Passage to read —
========================

Chapter 20 Supervised Machine Learning

Today, we’ll be talking about supervised machine learning for text classification. A few weeks ago, we talked about logistic regression, one model that is common in supervised machine learning tasks. Logistic regression is a classification analysis, meaning that it is used when dealing with categorical (specifically, binary) variables. This week, we’ll be going over some more classification supervised machine learning (SML) algorithms. However, rather than using vote data, we’re going to complicate our process slightly by focusing on text.

As we have discussed in previous classes, text data is extra tricky because it contains so much information. As a result, the data structure is much more complex: if we treated a word as a feature, our matrix (our “document-term matrix” or “document-feature matrix”) is very large and very sparse.

However, many of the things we want to analyze in mass communication exists in text or language–whether someone is emotionally happy or sad, whether people are using uncivil discourse, whether the sentiment of a message is positive or negative. In these instances, supervised machine learning can be very useful for applying one coding strategy across millions of messages.

For this tutorial, we will be learning about two supervised machine learning models that are common in text classification tasks: k-Nearest Neighbor (kNN) and Support-Vector Machines (SVM), decision trees, and random forests (which are more complicated decision trees).

A warning: This tutorial uses 130 labeled data points. As we have discussed in the class, this is an extremely small labeled set. A typical dataset with binary labels should have between 5,000 to 10,000 labels. However, for the purposes of illustrating the process, our small-n dataset will do.

A second warning More than any other topic we discussed in this class, supervised machine learning is far and away the most complex topic, and one that requires the most additional learning. Two tutorials cannot teach supervised machine learning, and each of the algorithms I will introduce in this tutorial are really worth their own full classes. Keep in mind that data scientists and engineers take many, many courses in supervised machine learning, and we will only be able to cover a fraction of that knowledge in this tutorial.

We’ll begin by installing some new packages and loading our data.

20.1 Setting Up

This week, we will learn SML using caret, one of the most popular packages in R. caret is short for “Classification And REgression Training”, and it provides a uniform interface for hundreds of supervised machine learning algorithms. Because of this, caret has become a one-stop shop for R data scientists.

The main way caret does this is by tapping into a variety of other packages that contain more specific supervised machine learning algorithms and then by standardizing each algorithms’ implementations. For this reason, it is often necessary to install other packages alongside caret (i.e., the packages that actually contain the algorithm). In this tutorial, we will use 3 new packages: LiblineaR, rpart, and ranger. Notice that in this tutorial, I provide lines for installing these packages but I do not load them in as libraries. While it is possible to do that, it is not necessary–caret will call the library when appropriate.

options(scipen=999)
set.seed(381)
#install.packages("caret")
#install.packages("LiblineaR") #will be used for svm
#install.packages("rpart") #will be used for decision trees
#install.packages("ranger") #will be used for random forest

library(tidyverse)

========================

Given data —
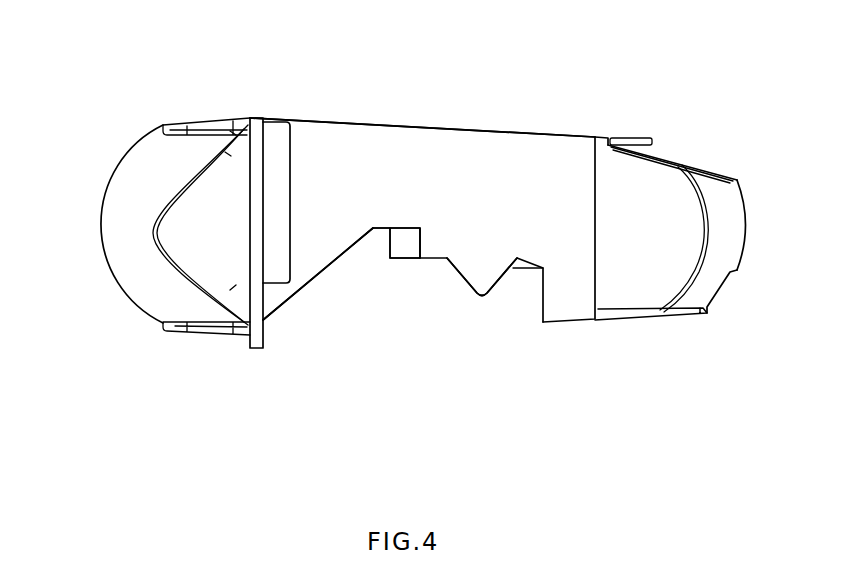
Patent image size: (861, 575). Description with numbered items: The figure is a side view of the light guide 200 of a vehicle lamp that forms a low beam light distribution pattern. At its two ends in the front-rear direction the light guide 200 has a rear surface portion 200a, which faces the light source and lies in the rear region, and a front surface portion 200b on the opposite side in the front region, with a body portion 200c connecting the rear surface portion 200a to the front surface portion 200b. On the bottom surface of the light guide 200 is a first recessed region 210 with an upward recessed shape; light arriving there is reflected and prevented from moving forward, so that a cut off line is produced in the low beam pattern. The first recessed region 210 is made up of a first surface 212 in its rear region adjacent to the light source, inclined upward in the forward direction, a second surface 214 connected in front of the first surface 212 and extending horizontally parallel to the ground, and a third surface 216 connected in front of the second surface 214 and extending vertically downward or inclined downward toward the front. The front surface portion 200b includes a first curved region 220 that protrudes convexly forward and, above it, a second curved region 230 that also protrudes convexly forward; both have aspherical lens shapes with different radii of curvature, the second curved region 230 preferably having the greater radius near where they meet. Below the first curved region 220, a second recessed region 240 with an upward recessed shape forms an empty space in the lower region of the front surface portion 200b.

The light guide 200 is at (367, 88).
The rear surface portion 200a is at (110, 227).
The front surface portion 200b is at (710, 211).
The body portion 200c is at (458, 143).
The first recessed region 210 is at (403, 322).
The first surface 212 is at (323, 270).
The second surface 214 is at (400, 230).
The third surface 216 is at (477, 302).
The first curved region 220 is at (745, 205).
The second curved region 230 is at (686, 158).
The second recessed region 240 is at (721, 290).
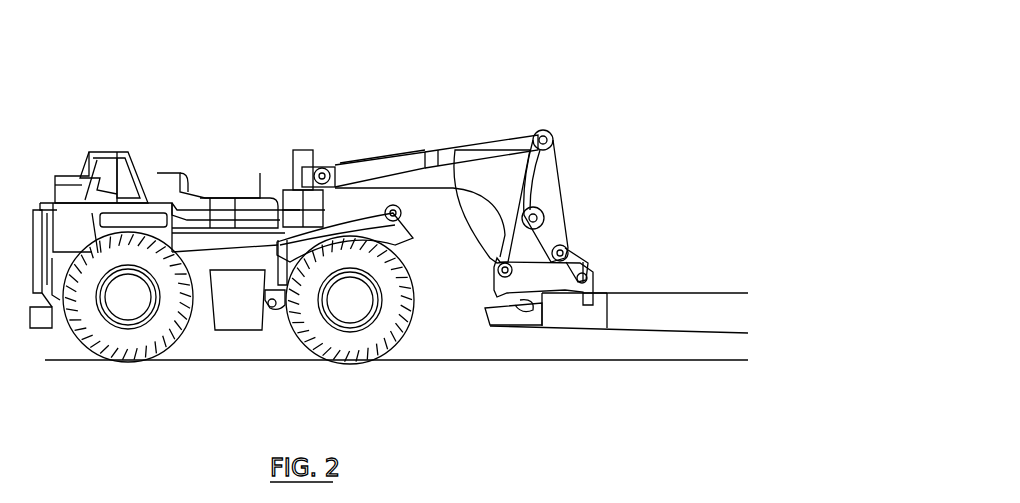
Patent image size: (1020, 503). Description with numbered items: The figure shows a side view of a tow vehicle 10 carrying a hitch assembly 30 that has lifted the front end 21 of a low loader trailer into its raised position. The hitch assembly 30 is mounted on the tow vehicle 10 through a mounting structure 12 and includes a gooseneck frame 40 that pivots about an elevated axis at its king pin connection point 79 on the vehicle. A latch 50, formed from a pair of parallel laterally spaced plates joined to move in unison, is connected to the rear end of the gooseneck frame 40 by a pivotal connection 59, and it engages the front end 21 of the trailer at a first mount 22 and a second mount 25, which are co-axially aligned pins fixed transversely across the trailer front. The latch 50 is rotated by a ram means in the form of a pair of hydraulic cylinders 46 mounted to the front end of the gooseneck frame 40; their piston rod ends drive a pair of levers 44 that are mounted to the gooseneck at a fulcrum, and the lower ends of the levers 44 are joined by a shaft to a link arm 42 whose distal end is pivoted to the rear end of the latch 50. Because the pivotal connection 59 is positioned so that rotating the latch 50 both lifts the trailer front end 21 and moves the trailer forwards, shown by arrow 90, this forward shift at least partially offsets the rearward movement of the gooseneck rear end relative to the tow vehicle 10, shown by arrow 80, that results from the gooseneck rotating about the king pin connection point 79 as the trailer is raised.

The tow vehicle 10 is at (135, 183).
The mounting structure 12 is at (289, 195).
The front end of the trailer 21 is at (647, 340).
The first mount 22 is at (525, 305).
The second mount 25 is at (584, 303).
The hitch assembly 30 is at (480, 146).
The gooseneck frame 40 is at (490, 172).
The link arm 42 is at (588, 265).
The levers 44 is at (552, 178).
The hydraulic cylinders 46 is at (357, 172).
The latch 50 is at (527, 351).
The pivotal connection 59 is at (455, 160).
The king pin connection point 79 is at (283, 262).
The arrow 80 is at (503, 277).
The arrow 90 is at (583, 258).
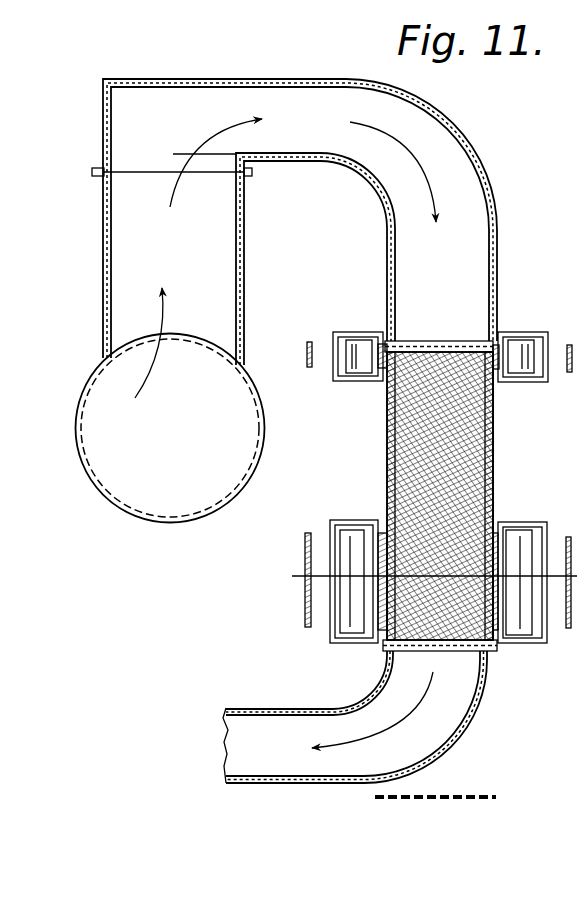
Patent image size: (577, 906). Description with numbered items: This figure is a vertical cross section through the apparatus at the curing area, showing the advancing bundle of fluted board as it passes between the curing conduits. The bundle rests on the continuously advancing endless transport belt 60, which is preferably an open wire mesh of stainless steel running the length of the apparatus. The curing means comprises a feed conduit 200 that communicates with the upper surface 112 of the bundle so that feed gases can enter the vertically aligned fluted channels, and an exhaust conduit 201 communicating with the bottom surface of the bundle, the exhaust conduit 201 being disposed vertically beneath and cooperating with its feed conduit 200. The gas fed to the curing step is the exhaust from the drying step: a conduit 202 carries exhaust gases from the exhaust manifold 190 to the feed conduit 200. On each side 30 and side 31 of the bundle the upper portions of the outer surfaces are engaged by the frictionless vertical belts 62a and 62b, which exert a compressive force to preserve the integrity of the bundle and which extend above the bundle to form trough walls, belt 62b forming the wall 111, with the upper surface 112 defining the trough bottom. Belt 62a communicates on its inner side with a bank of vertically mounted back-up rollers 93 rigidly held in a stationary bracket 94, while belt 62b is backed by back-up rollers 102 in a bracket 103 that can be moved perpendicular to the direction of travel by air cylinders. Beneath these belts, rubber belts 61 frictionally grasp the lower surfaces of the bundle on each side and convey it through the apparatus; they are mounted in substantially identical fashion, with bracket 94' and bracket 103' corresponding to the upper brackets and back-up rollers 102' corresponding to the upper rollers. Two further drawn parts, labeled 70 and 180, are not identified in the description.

The feed conduit 200 is at (427, 125).
The conduit 202 is at (218, 239).
The exhaust manifold 190 is at (188, 514).
The upper surface 112 is at (438, 343).
The side 30 is at (386, 462).
The filter side wall 70 is at (384, 440).
The side 31 is at (496, 460).
The filter edge 180 is at (535, 496).
The wall 111 is at (458, 649).
The second frictionless belt 62b is at (362, 332).
The frictionless vertical belt 62a is at (506, 332).
The bracket 103 is at (295, 365).
The back-up rollers 102 is at (331, 374).
The back-up rollers 93 is at (545, 382).
The stationary bracket 94 is at (524, 386).
The bracket 103' is at (331, 569).
The back-up rollers 102' is at (325, 594).
The bracket 94' is at (532, 562).
The endless belt 61 is at (300, 576).
The exhaust conduit 201 is at (276, 710).
The transport belt 60 is at (458, 797).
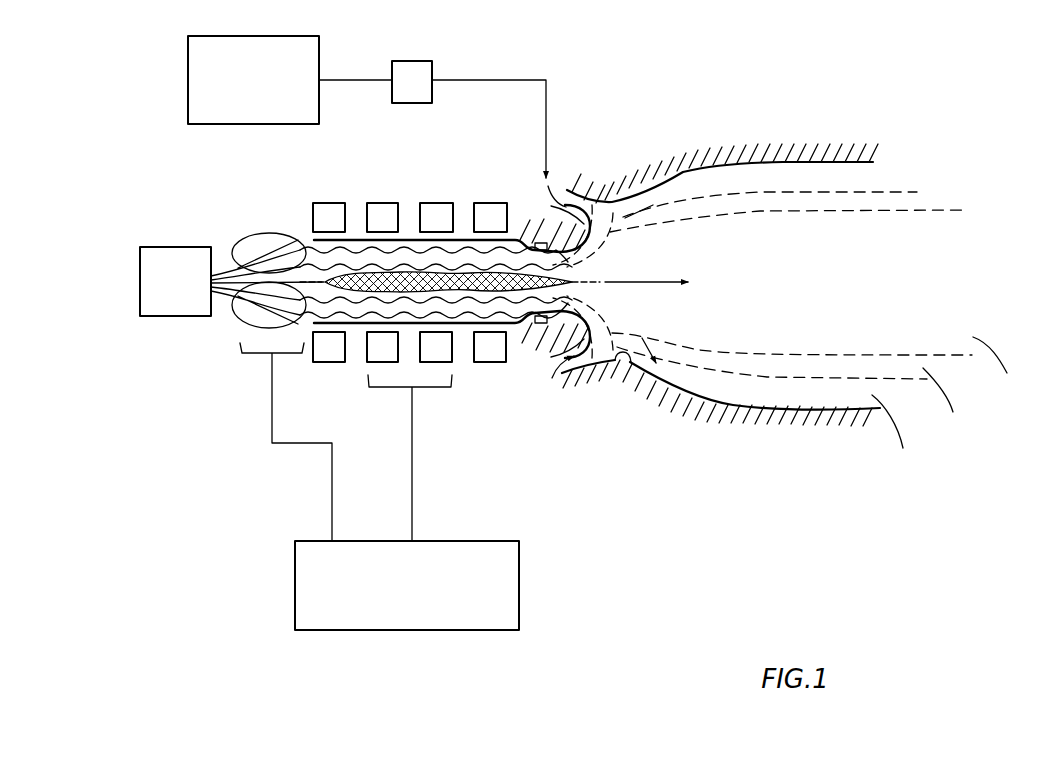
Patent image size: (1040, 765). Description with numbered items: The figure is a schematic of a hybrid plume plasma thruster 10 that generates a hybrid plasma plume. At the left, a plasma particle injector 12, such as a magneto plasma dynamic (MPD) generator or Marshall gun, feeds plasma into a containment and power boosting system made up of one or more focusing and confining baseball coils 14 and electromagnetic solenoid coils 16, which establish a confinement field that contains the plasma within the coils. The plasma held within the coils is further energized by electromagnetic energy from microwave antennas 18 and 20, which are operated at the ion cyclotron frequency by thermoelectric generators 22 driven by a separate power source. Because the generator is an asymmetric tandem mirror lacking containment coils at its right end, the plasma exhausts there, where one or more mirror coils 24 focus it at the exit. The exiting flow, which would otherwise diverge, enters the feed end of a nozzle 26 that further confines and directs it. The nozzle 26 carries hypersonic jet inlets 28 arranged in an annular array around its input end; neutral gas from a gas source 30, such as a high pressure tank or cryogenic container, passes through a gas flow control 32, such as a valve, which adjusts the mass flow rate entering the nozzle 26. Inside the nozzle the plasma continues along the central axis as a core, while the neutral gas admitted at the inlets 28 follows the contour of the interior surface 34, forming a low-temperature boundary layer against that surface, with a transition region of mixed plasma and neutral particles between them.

The hybrid plume plasma thruster 10 is at (66, 159).
The plasma particle injector 12 is at (140, 281).
The focusing and confining baseball coils 14 is at (253, 233).
The electromagnetic solenoid coils 16 is at (493, 362).
The microwave antenna 18 is at (250, 357).
The microwave antenna 20 is at (433, 388).
The thermoelectric generators 22 is at (292, 581).
The mirror coils 24 is at (540, 323).
The nozzle 26 is at (797, 449).
The hypersonic jet inlets 28 is at (628, 367).
The gas source 30 is at (188, 70).
The gas flow control 32 is at (422, 59).
The interior surface of the nozzle 34 is at (860, 163).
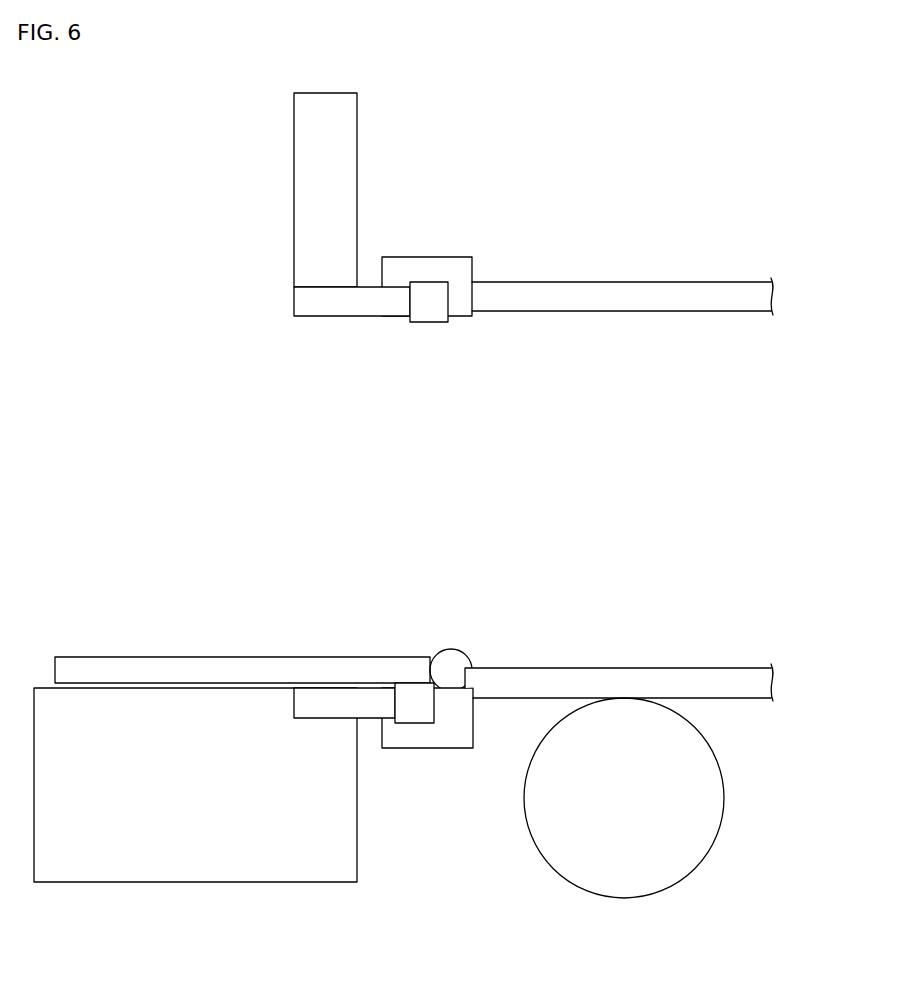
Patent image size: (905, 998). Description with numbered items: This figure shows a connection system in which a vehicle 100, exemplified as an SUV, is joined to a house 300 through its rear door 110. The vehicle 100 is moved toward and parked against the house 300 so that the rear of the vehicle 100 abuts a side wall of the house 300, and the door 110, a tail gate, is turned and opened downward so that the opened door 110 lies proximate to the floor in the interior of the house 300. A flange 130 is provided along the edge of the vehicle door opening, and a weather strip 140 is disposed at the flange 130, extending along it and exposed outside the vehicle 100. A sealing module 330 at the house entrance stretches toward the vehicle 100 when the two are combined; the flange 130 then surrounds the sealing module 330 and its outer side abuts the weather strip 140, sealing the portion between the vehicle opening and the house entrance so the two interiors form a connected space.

The vehicle 100 is at (683, 240).
The door 110 is at (178, 667).
The flange 130 is at (437, 262).
The weather strip 140 is at (432, 313).
The house 300 is at (302, 180).
The sealing module 330 is at (340, 310).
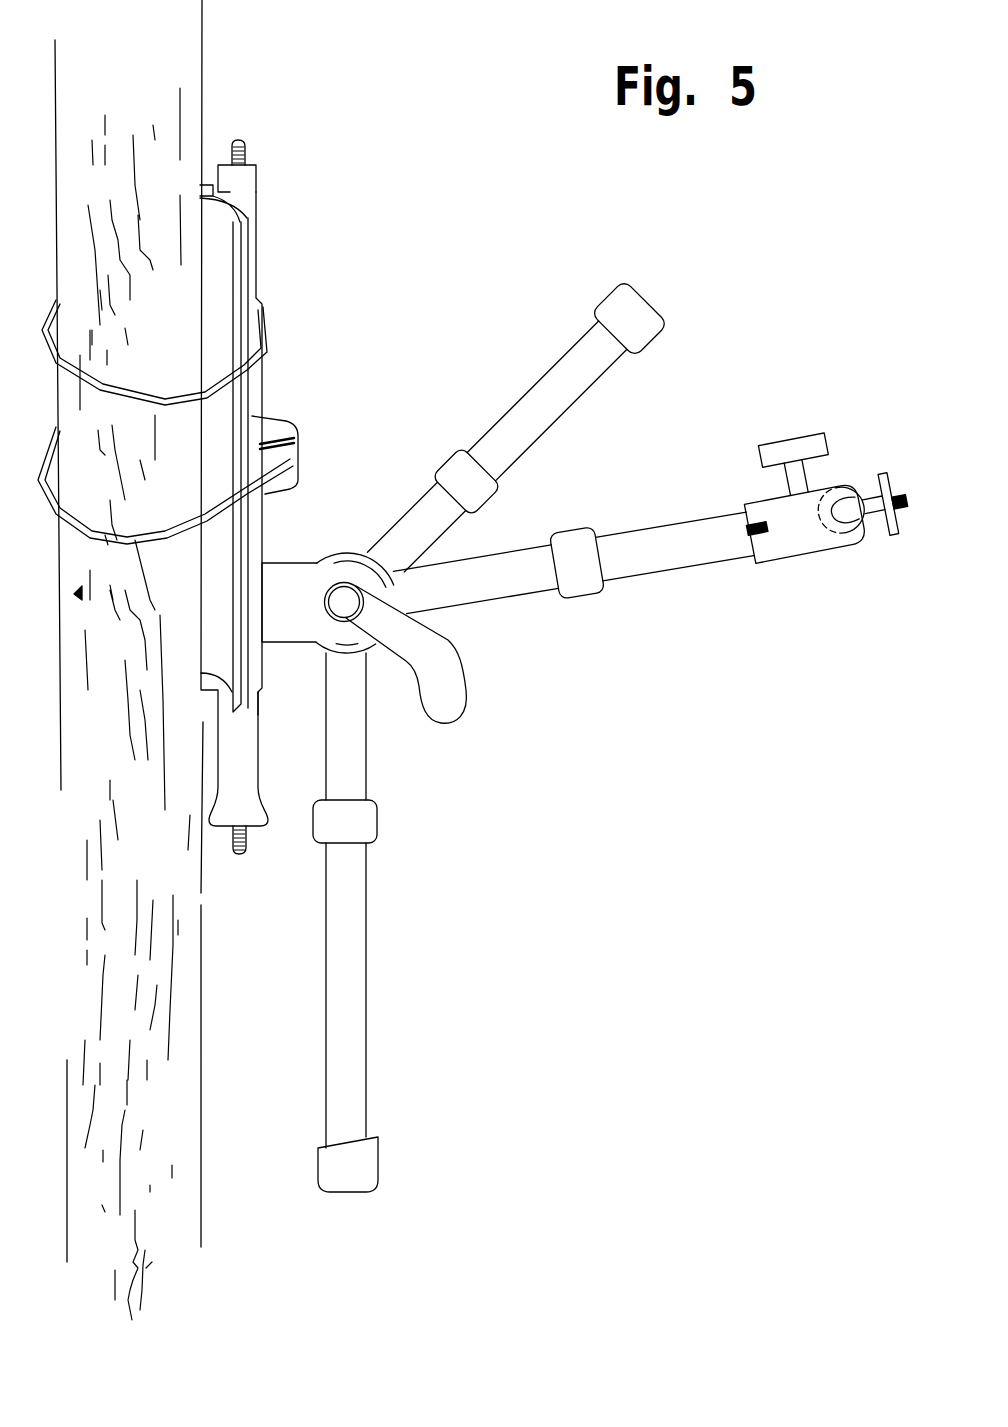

========================

Required work —
a) Answer these questions from the supervised machine learning tutorial, one per line:
(i) How many labeled data points does the tutorial use?
(ii) What does the name caret stand for?
(iii) Which package is to be installed for random forest?
b) Copy the stretch of the supervised machine learning tutorial from "Today, we’ll be" through "focusing on text.".

Solutions to each task —
a)
(i) 130
(ii) Classification And REgression Training
(iii) ranger

b)
Today, we’ll be talking about supervised machine learning for text classification. A few weeks ago, we talked about logistic regression, one model that is common in supervised machine learning tasks. Logistic regression is a classification analysis, meaning that it is used when dealing with categorical (specifically, binary) variables. This week, we’ll be going over some more classification supervised machine learning (SML) algorithms. However, rather than using vote data, we’re going to complicate our process slightly by focusing on text.